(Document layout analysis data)
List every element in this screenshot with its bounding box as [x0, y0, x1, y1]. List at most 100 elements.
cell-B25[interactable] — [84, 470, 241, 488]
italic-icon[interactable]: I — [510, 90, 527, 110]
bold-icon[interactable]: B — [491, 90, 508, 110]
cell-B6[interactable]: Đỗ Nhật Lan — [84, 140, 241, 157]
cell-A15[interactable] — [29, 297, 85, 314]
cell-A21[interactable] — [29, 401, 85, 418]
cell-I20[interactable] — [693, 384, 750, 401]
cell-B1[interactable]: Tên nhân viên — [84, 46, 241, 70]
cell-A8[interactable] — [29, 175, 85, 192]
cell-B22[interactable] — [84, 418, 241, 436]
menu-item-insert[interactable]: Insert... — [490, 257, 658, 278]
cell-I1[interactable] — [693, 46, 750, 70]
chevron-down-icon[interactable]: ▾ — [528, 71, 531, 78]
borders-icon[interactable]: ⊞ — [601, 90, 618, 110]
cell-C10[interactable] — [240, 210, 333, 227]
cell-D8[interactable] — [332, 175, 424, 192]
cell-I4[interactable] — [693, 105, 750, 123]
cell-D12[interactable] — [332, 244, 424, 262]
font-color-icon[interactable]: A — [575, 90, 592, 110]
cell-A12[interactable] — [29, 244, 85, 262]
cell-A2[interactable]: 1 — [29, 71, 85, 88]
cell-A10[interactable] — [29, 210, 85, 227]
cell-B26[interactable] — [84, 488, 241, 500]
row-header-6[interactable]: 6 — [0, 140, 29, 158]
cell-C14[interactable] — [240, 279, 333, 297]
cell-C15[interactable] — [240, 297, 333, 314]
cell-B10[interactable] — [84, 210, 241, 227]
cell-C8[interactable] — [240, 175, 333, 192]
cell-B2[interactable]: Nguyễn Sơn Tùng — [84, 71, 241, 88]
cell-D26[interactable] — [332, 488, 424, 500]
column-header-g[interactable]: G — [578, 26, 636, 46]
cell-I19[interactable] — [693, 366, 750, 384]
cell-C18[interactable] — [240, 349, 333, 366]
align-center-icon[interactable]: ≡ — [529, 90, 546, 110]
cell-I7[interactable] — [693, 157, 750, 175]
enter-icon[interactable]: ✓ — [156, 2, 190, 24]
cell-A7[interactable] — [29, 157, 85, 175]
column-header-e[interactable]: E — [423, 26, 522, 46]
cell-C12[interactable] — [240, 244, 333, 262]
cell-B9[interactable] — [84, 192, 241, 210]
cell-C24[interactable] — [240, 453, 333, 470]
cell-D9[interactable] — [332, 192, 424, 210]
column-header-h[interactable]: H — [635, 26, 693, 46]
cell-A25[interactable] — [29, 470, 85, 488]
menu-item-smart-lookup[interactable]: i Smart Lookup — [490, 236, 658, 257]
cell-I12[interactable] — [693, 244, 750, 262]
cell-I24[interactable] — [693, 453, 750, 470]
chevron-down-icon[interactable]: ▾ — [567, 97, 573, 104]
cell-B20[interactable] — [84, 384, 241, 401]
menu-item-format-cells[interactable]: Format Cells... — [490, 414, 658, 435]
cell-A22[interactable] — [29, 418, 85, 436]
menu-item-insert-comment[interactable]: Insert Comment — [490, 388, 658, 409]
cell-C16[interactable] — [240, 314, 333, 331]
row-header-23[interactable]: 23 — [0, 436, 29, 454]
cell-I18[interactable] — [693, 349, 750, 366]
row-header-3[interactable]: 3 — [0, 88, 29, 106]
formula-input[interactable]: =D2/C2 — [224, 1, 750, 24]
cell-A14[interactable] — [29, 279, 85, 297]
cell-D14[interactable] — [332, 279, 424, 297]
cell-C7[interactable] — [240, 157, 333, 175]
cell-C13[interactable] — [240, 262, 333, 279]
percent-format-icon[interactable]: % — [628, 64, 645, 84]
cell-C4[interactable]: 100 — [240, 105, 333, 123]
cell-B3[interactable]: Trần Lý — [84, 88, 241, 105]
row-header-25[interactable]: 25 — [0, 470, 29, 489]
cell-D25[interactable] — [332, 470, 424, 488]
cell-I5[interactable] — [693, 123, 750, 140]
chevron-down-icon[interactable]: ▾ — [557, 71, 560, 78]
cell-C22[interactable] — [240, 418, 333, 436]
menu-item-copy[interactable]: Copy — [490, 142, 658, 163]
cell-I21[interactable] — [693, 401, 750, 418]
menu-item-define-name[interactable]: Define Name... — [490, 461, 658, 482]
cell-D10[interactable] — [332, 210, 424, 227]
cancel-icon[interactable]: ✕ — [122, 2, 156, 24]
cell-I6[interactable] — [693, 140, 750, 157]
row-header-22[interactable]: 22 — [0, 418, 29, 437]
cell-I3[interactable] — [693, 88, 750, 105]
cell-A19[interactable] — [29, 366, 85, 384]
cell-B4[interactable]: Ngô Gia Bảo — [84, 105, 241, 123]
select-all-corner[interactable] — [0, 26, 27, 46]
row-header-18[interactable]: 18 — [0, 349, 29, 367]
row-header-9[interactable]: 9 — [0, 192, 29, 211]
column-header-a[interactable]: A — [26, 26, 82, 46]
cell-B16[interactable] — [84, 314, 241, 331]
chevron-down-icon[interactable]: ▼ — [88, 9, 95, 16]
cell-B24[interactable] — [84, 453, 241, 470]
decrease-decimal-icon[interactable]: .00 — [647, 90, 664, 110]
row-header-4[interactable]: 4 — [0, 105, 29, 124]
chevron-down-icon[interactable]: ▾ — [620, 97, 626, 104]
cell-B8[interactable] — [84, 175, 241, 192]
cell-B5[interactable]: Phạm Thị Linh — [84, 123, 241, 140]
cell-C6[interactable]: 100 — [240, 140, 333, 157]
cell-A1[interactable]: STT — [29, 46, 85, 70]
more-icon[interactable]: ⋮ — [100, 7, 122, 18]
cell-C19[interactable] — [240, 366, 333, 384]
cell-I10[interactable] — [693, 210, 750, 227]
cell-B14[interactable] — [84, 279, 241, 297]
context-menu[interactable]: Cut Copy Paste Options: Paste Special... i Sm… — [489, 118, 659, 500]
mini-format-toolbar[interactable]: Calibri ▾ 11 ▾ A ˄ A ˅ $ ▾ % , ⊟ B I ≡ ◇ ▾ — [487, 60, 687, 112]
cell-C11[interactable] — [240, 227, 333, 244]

■ Task to carry out:
Could you retype all of the entries exactly, leaving none out?

■ Reply:
List every element in this screenshot with its bounding box as [x0, y0, x1, y1]. List at most 100 elements.
cell-B25[interactable] — [84, 470, 241, 488]
italic-icon[interactable]: I — [510, 90, 527, 110]
bold-icon[interactable]: B — [491, 90, 508, 110]
cell-B6[interactable]: Đỗ Nhật Lan — [84, 140, 241, 157]
cell-A15[interactable] — [29, 297, 85, 314]
cell-A21[interactable] — [29, 401, 85, 418]
cell-I20[interactable] — [693, 384, 750, 401]
cell-B1[interactable]: Tên nhân viên — [84, 46, 241, 70]
cell-A8[interactable] — [29, 175, 85, 192]
cell-B22[interactable] — [84, 418, 241, 436]
menu-item-insert[interactable]: Insert... — [490, 257, 658, 278]
cell-I1[interactable] — [693, 46, 750, 70]
chevron-down-icon[interactable]: ▾ — [528, 71, 531, 78]
borders-icon[interactable]: ⊞ — [601, 90, 618, 110]
cell-C10[interactable] — [240, 210, 333, 227]
cell-D8[interactable] — [332, 175, 424, 192]
cell-I4[interactable] — [693, 105, 750, 123]
cell-D12[interactable] — [332, 244, 424, 262]
font-color-icon[interactable]: A — [575, 90, 592, 110]
cell-A12[interactable] — [29, 244, 85, 262]
cell-A2[interactable]: 1 — [29, 71, 85, 88]
cell-A10[interactable] — [29, 210, 85, 227]
cell-B26[interactable] — [84, 488, 241, 500]
row-header-6[interactable]: 6 — [0, 140, 29, 158]
cell-C14[interactable] — [240, 279, 333, 297]
cell-C15[interactable] — [240, 297, 333, 314]
cell-B10[interactable] — [84, 210, 241, 227]
cell-C8[interactable] — [240, 175, 333, 192]
cell-B2[interactable]: Nguyễn Sơn Tùng — [84, 71, 241, 88]
cell-D26[interactable] — [332, 488, 424, 500]
column-header-g[interactable]: G — [578, 26, 636, 46]
cell-I19[interactable] — [693, 366, 750, 384]
cell-C18[interactable] — [240, 349, 333, 366]
align-center-icon[interactable]: ≡ — [529, 90, 546, 110]
cell-I7[interactable] — [693, 157, 750, 175]
enter-icon[interactable]: ✓ — [156, 2, 190, 24]
cell-A7[interactable] — [29, 157, 85, 175]
column-header-e[interactable]: E — [423, 26, 522, 46]
cell-C12[interactable] — [240, 244, 333, 262]
cell-B9[interactable] — [84, 192, 241, 210]
cell-C24[interactable] — [240, 453, 333, 470]
cell-D9[interactable] — [332, 192, 424, 210]
column-header-h[interactable]: H — [635, 26, 693, 46]
cell-A25[interactable] — [29, 470, 85, 488]
menu-item-smart-lookup[interactable]: i Smart Lookup — [490, 236, 658, 257]
cell-I12[interactable] — [693, 244, 750, 262]
cell-I24[interactable] — [693, 453, 750, 470]
chevron-down-icon[interactable]: ▾ — [567, 97, 573, 104]
cell-B20[interactable] — [84, 384, 241, 401]
menu-item-format-cells[interactable]: Format Cells... — [490, 414, 658, 435]
cell-A22[interactable] — [29, 418, 85, 436]
menu-item-insert-comment[interactable]: Insert Comment — [490, 388, 658, 409]
cell-C16[interactable] — [240, 314, 333, 331]
row-header-23[interactable]: 23 — [0, 436, 29, 454]
cell-I18[interactable] — [693, 349, 750, 366]
row-header-3[interactable]: 3 — [0, 88, 29, 106]
formula-input[interactable]: =D2/C2 — [224, 1, 750, 24]
cell-A14[interactable] — [29, 279, 85, 297]
cell-D14[interactable] — [332, 279, 424, 297]
cell-C7[interactable] — [240, 157, 333, 175]
cell-C13[interactable] — [240, 262, 333, 279]
percent-format-icon[interactable]: % — [628, 64, 645, 84]
cell-C4[interactable]: 100 — [240, 105, 333, 123]
cell-B3[interactable]: Trần Lý — [84, 88, 241, 105]
row-header-25[interactable]: 25 — [0, 470, 29, 489]
cell-D25[interactable] — [332, 470, 424, 488]
cell-I5[interactable] — [693, 123, 750, 140]
chevron-down-icon[interactable]: ▾ — [557, 71, 560, 78]
cell-C22[interactable] — [240, 418, 333, 436]
menu-item-copy[interactable]: Copy — [490, 142, 658, 163]
cell-I21[interactable] — [693, 401, 750, 418]
menu-item-define-name[interactable]: Define Name... — [490, 461, 658, 482]
cell-D10[interactable] — [332, 210, 424, 227]
cancel-icon[interactable]: ✕ — [122, 2, 156, 24]
cell-I6[interactable] — [693, 140, 750, 157]
row-header-22[interactable]: 22 — [0, 418, 29, 437]
cell-I3[interactable] — [693, 88, 750, 105]
cell-A19[interactable] — [29, 366, 85, 384]
cell-B4[interactable]: Ngô Gia Bảo — [84, 105, 241, 123]
select-all-corner[interactable] — [0, 26, 27, 46]
row-header-18[interactable]: 18 — [0, 349, 29, 367]
row-header-9[interactable]: 9 — [0, 192, 29, 211]
column-header-a[interactable]: A — [26, 26, 82, 46]
cell-B16[interactable] — [84, 314, 241, 331]
chevron-down-icon[interactable]: ▼ — [88, 9, 95, 16]
cell-B24[interactable] — [84, 453, 241, 470]
decrease-decimal-icon[interactable]: .00 — [647, 90, 664, 110]
row-header-4[interactable]: 4 — [0, 105, 29, 124]
chevron-down-icon[interactable]: ▾ — [620, 97, 626, 104]
cell-B8[interactable] — [84, 175, 241, 192]
cell-B5[interactable]: Phạm Thị Linh — [84, 123, 241, 140]
cell-C6[interactable]: 100 — [240, 140, 333, 157]
cell-A1[interactable]: STT — [29, 46, 85, 70]
more-icon[interactable]: ⋮ — [100, 7, 122, 18]
cell-C19[interactable] — [240, 366, 333, 384]
cell-I10[interactable] — [693, 210, 750, 227]
cell-B14[interactable] — [84, 279, 241, 297]
context-menu[interactable]: Cut Copy Paste Options: Paste Special... i Sm… — [489, 118, 659, 500]
mini-format-toolbar[interactable]: Calibri ▾ 11 ▾ A ˄ A ˅ $ ▾ % , ⊟ B I ≡ ◇ ▾ — [487, 60, 687, 112]
cell-C11[interactable] — [240, 227, 333, 244]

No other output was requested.